*DIRECTIVE:*
Repeat the entries that follow verbatim, without any of their pictures.

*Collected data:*

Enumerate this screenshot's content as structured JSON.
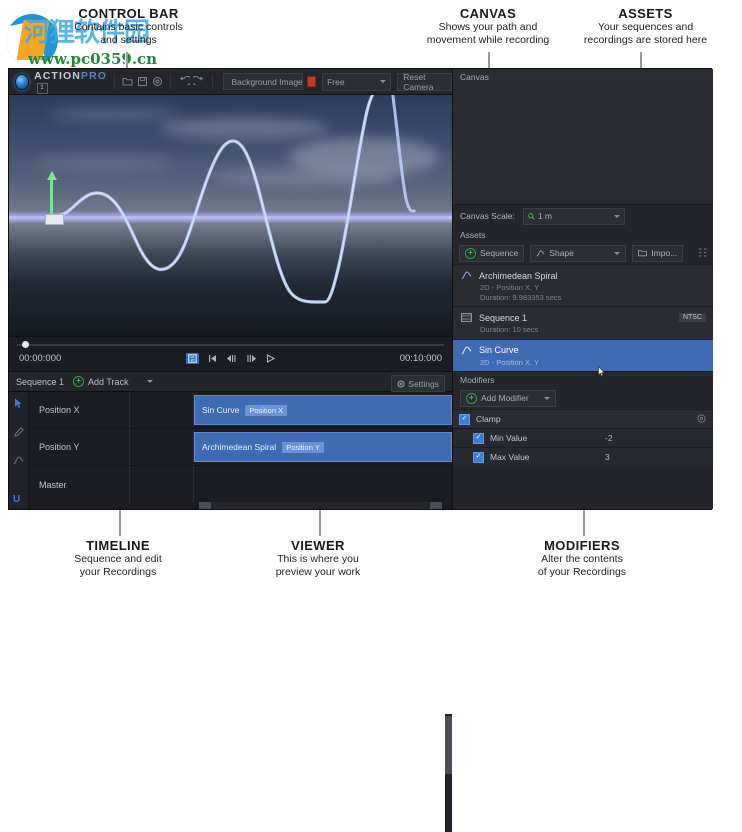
{
  "watermark": {
    "cn": "河狸软件园",
    "url": "www.pc0359.cn"
  },
  "annotations": [
    {
      "title": "CONTROL BAR",
      "desc_line1": "Contains basic controls",
      "desc_line2": "and settings"
    },
    {
      "title": "CANVAS",
      "desc_line1": "Shows your path and",
      "desc_line2": "movement while recording"
    },
    {
      "title": "ASSETS",
      "desc_line1": "Your sequences and",
      "desc_line2": "recordings are stored here"
    },
    {
      "title": "TIMELINE",
      "desc_line1": "Sequence and edit",
      "desc_line2": "your Recordings"
    },
    {
      "title": "VIEWER",
      "desc_line1": "This is where you",
      "desc_line2": "preview your work"
    },
    {
      "title": "MODIFIERS",
      "desc_line1": "Alter the contents",
      "desc_line2": "of your Recordings"
    }
  ],
  "control_bar": {
    "logo_action": "ACTION",
    "logo_pro": "PRO",
    "logo_badge": "1",
    "icons": [
      "folder-icon",
      "save-icon",
      "settings-icon",
      "undo-icon",
      "redo-icon"
    ],
    "background_field": "Background Image...",
    "color_swatch": "#c0392b",
    "camera_mode": "Free",
    "reset_camera": "Reset Camera"
  },
  "transport": {
    "time_start": "00:00:000",
    "time_end": "00:10:000",
    "buttons": [
      "loop-icon",
      "skip-start-icon",
      "step-back-icon",
      "step-forward-icon",
      "play-icon"
    ]
  },
  "timeline": {
    "sequence_label": "Sequence 1",
    "add_track": "Add Track",
    "settings": "Settings",
    "tools": [
      "select-tool-icon",
      "pencil-tool-icon",
      "curve-tool-icon"
    ],
    "u_badge": "U",
    "tracks": [
      {
        "name": "Position X",
        "clip_name": "Sin Curve",
        "clip_tag": "Position X",
        "has_clip": true
      },
      {
        "name": "Position Y",
        "clip_name": "Archimedean Spiral",
        "clip_tag": "Position Y",
        "has_clip": true
      },
      {
        "name": "Master",
        "clip_name": "",
        "clip_tag": "",
        "has_clip": false
      }
    ]
  },
  "right_panel": {
    "canvas_header": "Canvas",
    "canvas_scale_label": "Canvas Scale:",
    "canvas_scale_value": "1 m",
    "assets_header": "Assets",
    "btn_sequence": "Sequence",
    "btn_shape": "Shape",
    "btn_import": "Impo...",
    "assets": [
      {
        "name": "Archimedean Spiral",
        "sub1": "2D - Position X, Y",
        "sub2": "Duration: 9.983353 secs",
        "badge": "",
        "selected": false,
        "icon": "curve-icon"
      },
      {
        "name": "Sequence 1",
        "sub1": "Duration: 10 secs",
        "sub2": "",
        "badge": "NTSC",
        "selected": false,
        "icon": "sequence-icon"
      },
      {
        "name": "Sin Curve",
        "sub1": "2D - Position X, Y",
        "sub2": "",
        "badge": "",
        "selected": true,
        "icon": "curve-icon"
      }
    ],
    "modifiers_header": "Modifiers",
    "add_modifier": "Add Modifier",
    "modifier_name": "Clamp",
    "modifier_rows": [
      {
        "label": "Min Value",
        "value": "-2"
      },
      {
        "label": "Max Value",
        "value": "3"
      }
    ]
  }
}
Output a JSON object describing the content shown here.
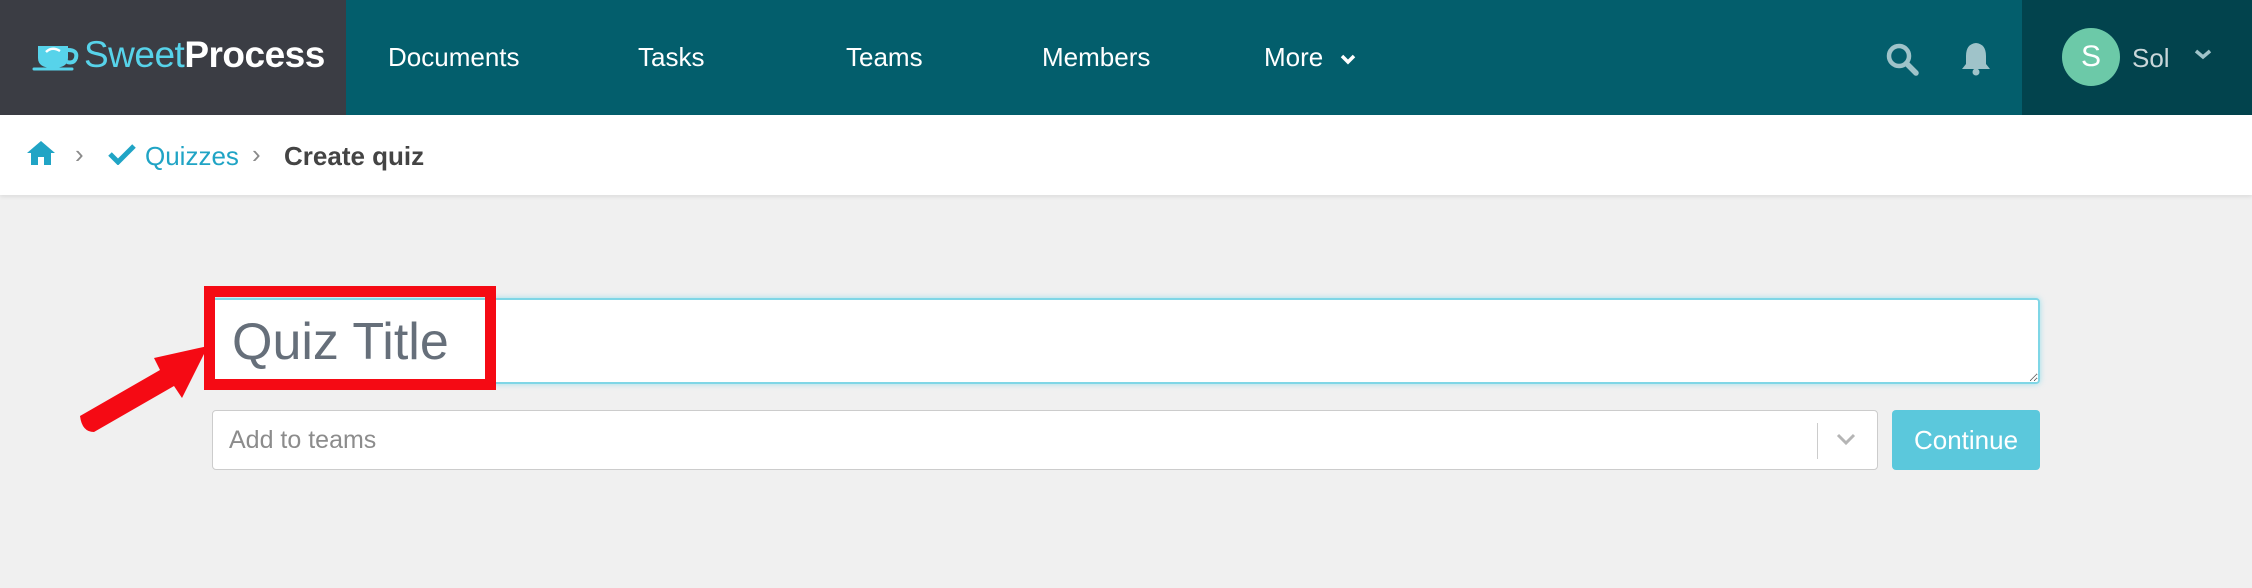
{
  "app": {
    "brand_sweet": "Sweet",
    "brand_process": "Process"
  },
  "nav": {
    "items": [
      {
        "label": "Documents"
      },
      {
        "label": "Tasks"
      },
      {
        "label": "Teams"
      },
      {
        "label": "Members"
      },
      {
        "label": "More"
      }
    ],
    "icons": [
      "search-icon",
      "bell-icon"
    ]
  },
  "user": {
    "initial": "S",
    "name": "Sol"
  },
  "breadcrumb": {
    "home_icon": "home-icon",
    "items": [
      {
        "label": "Quizzes",
        "icon": "check-icon"
      },
      {
        "label": "Create quiz"
      }
    ]
  },
  "form": {
    "title_placeholder": "Quiz Title",
    "title_value": "",
    "teams_placeholder": "Add to teams",
    "continue_label": "Continue"
  },
  "colors": {
    "nav_bg": "#035e6c",
    "brand_bg": "#3b3d44",
    "user_bg": "#02434d",
    "accent": "#57d3ea",
    "link": "#20a4c5",
    "button": "#5bc8dc",
    "annotation": "#f50a14"
  }
}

*TASK ANSWER:*
Enumerate this screenshot's content as structured JSON.
{
  "watermark": {
    "cn": "河狸软件园",
    "url": "www.pc0359.cn"
  },
  "annotations": [
    {
      "title": "CONTROL BAR",
      "desc_line1": "Contains basic controls",
      "desc_line2": "and settings"
    },
    {
      "title": "CANVAS",
      "desc_line1": "Shows your path and",
      "desc_line2": "movement while recording"
    },
    {
      "title": "ASSETS",
      "desc_line1": "Your sequences and",
      "desc_line2": "recordings are stored here"
    },
    {
      "title": "TIMELINE",
      "desc_line1": "Sequence and edit",
      "desc_line2": "your Recordings"
    },
    {
      "title": "VIEWER",
      "desc_line1": "This is where you",
      "desc_line2": "preview your work"
    },
    {
      "title": "MODIFIERS",
      "desc_line1": "Alter the contents",
      "desc_line2": "of your Recordings"
    }
  ],
  "control_bar": {
    "logo_action": "ACTION",
    "logo_pro": "PRO",
    "logo_badge": "1",
    "icons": [
      "folder-icon",
      "save-icon",
      "settings-icon",
      "undo-icon",
      "redo-icon"
    ],
    "background_field": "Background Image...",
    "color_swatch": "#c0392b",
    "camera_mode": "Free",
    "reset_camera": "Reset Camera"
  },
  "transport": {
    "time_start": "00:00:000",
    "time_end": "00:10:000",
    "buttons": [
      "loop-icon",
      "skip-start-icon",
      "step-back-icon",
      "step-forward-icon",
      "play-icon"
    ]
  },
  "timeline": {
    "sequence_label": "Sequence 1",
    "add_track": "Add Track",
    "settings": "Settings",
    "tools": [
      "select-tool-icon",
      "pencil-tool-icon",
      "curve-tool-icon"
    ],
    "u_badge": "U",
    "tracks": [
      {
        "name": "Position X",
        "clip_name": "Sin Curve",
        "clip_tag": "Position X",
        "has_clip": true
      },
      {
        "name": "Position Y",
        "clip_name": "Archimedean Spiral",
        "clip_tag": "Position Y",
        "has_clip": true
      },
      {
        "name": "Master",
        "clip_name": "",
        "clip_tag": "",
        "has_clip": false
      }
    ]
  },
  "right_panel": {
    "canvas_header": "Canvas",
    "canvas_scale_label": "Canvas Scale:",
    "canvas_scale_value": "1 m",
    "assets_header": "Assets",
    "btn_sequence": "Sequence",
    "btn_shape": "Shape",
    "btn_import": "Impo...",
    "assets": [
      {
        "name": "Archimedean Spiral",
        "sub1": "2D - Position X, Y",
        "sub2": "Duration: 9.983353 secs",
        "badge": "",
        "selected": false,
        "icon": "curve-icon"
      },
      {
        "name": "Sequence 1",
        "sub1": "Duration: 10 secs",
        "sub2": "",
        "badge": "NTSC",
        "selected": false,
        "icon": "sequence-icon"
      },
      {
        "name": "Sin Curve",
        "sub1": "2D - Position X, Y",
        "sub2": "",
        "badge": "",
        "selected": true,
        "icon": "curve-icon"
      }
    ],
    "modifiers_header": "Modifiers",
    "add_modifier": "Add Modifier",
    "modifier_name": "Clamp",
    "modifier_rows": [
      {
        "label": "Min Value",
        "value": "-2"
      },
      {
        "label": "Max Value",
        "value": "3"
      }
    ]
  }
}
Output a JSON object describing the content shown here.
{
  "app": {
    "brand_sweet": "Sweet",
    "brand_process": "Process"
  },
  "nav": {
    "items": [
      {
        "label": "Documents"
      },
      {
        "label": "Tasks"
      },
      {
        "label": "Teams"
      },
      {
        "label": "Members"
      },
      {
        "label": "More"
      }
    ],
    "icons": [
      "search-icon",
      "bell-icon"
    ]
  },
  "user": {
    "initial": "S",
    "name": "Sol"
  },
  "breadcrumb": {
    "home_icon": "home-icon",
    "items": [
      {
        "label": "Quizzes",
        "icon": "check-icon"
      },
      {
        "label": "Create quiz"
      }
    ]
  },
  "form": {
    "title_placeholder": "Quiz Title",
    "title_value": "",
    "teams_placeholder": "Add to teams",
    "continue_label": "Continue"
  },
  "colors": {
    "nav_bg": "#035e6c",
    "brand_bg": "#3b3d44",
    "user_bg": "#02434d",
    "accent": "#57d3ea",
    "link": "#20a4c5",
    "button": "#5bc8dc",
    "annotation": "#f50a14"
  }
}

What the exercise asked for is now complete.